═══ STORED ROWS

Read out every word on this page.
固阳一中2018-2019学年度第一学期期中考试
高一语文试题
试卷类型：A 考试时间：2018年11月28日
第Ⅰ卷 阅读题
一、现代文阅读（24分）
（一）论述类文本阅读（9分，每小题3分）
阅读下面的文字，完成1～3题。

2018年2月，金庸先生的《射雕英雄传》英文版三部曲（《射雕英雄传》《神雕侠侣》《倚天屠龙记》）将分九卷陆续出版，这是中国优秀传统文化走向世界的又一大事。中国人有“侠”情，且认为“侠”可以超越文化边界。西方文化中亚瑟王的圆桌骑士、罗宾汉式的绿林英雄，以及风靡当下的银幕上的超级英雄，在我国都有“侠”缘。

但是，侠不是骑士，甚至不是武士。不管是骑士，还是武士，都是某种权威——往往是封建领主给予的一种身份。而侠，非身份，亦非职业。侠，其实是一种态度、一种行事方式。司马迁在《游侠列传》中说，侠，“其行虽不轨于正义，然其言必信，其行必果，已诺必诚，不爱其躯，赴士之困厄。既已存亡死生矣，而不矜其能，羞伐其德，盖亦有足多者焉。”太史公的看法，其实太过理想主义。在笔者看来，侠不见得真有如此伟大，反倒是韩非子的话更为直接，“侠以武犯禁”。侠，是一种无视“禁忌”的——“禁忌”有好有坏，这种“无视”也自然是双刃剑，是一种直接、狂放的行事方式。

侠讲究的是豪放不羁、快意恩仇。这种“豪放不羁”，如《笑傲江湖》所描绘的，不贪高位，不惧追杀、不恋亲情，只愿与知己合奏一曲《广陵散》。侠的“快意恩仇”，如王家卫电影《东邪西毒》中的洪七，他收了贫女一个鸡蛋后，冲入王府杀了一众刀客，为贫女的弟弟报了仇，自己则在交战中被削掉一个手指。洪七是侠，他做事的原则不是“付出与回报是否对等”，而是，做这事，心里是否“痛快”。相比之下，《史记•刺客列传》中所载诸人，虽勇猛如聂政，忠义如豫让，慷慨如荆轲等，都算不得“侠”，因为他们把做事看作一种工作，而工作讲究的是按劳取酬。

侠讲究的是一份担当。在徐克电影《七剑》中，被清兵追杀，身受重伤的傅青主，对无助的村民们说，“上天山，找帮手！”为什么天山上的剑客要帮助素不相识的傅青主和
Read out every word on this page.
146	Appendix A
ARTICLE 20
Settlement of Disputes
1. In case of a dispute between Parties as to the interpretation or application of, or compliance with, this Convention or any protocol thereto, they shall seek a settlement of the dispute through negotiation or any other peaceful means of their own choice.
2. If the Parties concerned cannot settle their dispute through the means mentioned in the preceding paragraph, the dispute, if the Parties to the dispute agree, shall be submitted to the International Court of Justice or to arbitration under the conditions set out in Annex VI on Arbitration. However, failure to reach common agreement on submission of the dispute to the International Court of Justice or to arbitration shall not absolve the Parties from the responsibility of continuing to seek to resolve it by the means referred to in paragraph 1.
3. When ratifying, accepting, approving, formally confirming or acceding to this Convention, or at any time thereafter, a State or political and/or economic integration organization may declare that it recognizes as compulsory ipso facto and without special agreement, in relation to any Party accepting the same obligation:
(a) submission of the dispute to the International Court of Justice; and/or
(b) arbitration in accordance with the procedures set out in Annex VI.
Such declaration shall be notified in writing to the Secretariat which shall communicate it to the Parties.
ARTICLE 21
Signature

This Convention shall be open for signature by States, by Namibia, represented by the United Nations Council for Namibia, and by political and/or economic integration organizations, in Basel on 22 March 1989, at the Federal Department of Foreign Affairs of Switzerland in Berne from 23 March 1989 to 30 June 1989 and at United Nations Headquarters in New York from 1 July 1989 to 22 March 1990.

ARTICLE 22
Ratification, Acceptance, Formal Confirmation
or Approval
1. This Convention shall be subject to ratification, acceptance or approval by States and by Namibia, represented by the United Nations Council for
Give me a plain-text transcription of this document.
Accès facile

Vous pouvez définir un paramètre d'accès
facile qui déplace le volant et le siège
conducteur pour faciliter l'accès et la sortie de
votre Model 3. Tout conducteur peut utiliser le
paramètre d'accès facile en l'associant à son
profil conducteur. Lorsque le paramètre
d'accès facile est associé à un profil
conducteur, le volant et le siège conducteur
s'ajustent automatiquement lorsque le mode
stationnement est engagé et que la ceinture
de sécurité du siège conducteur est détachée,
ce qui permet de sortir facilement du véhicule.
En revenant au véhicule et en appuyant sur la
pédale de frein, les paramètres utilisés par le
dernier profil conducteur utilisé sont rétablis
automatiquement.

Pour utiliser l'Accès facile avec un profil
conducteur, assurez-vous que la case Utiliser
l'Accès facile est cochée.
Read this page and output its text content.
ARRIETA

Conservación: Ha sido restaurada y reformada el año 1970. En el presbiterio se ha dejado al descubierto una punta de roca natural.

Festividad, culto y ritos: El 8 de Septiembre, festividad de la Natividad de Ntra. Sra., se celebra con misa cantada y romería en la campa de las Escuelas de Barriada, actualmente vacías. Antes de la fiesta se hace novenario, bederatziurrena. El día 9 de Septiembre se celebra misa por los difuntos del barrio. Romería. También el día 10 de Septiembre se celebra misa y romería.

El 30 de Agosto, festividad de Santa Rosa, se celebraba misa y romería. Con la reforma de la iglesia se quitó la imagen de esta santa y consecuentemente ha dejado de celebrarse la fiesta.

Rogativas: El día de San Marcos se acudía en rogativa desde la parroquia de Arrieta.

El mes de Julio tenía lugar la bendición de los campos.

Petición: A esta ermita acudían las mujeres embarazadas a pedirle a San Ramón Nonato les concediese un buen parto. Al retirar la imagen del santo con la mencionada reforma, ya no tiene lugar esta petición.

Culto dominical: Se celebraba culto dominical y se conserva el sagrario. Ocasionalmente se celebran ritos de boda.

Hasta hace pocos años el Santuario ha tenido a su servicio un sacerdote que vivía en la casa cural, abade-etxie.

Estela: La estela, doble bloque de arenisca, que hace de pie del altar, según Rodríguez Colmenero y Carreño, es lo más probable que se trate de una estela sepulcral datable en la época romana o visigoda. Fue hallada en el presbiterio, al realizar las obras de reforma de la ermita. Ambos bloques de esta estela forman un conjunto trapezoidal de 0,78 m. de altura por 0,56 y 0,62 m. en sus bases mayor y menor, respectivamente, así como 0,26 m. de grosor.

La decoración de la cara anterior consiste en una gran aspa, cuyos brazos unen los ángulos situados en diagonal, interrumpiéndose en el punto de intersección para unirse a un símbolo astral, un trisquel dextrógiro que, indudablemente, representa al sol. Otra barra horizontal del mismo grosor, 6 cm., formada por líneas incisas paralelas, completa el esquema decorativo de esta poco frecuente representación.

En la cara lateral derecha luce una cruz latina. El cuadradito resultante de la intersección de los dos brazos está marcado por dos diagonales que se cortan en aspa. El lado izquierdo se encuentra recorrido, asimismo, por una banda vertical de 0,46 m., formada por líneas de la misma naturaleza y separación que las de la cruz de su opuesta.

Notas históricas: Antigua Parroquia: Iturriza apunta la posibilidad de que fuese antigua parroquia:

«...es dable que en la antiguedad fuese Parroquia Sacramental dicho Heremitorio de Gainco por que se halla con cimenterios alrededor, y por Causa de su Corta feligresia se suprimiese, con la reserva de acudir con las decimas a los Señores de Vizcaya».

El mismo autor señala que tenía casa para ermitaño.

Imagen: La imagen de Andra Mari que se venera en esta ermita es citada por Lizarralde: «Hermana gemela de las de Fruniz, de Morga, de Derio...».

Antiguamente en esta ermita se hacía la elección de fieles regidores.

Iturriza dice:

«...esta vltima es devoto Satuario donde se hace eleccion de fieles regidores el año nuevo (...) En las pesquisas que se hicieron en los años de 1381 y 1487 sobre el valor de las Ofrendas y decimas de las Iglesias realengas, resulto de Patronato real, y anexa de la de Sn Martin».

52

══════

GOAL => Reproduce each line of the entries in which the word "profil" is found.

RESPONSE TO THIS EXERCISE =>
profil conducteur. Lorsque le paramètre
d'accès facile est associé à un profil
dernier profil conducteur utilisé sont rétablis
Pour utiliser l'Accès facile avec un profil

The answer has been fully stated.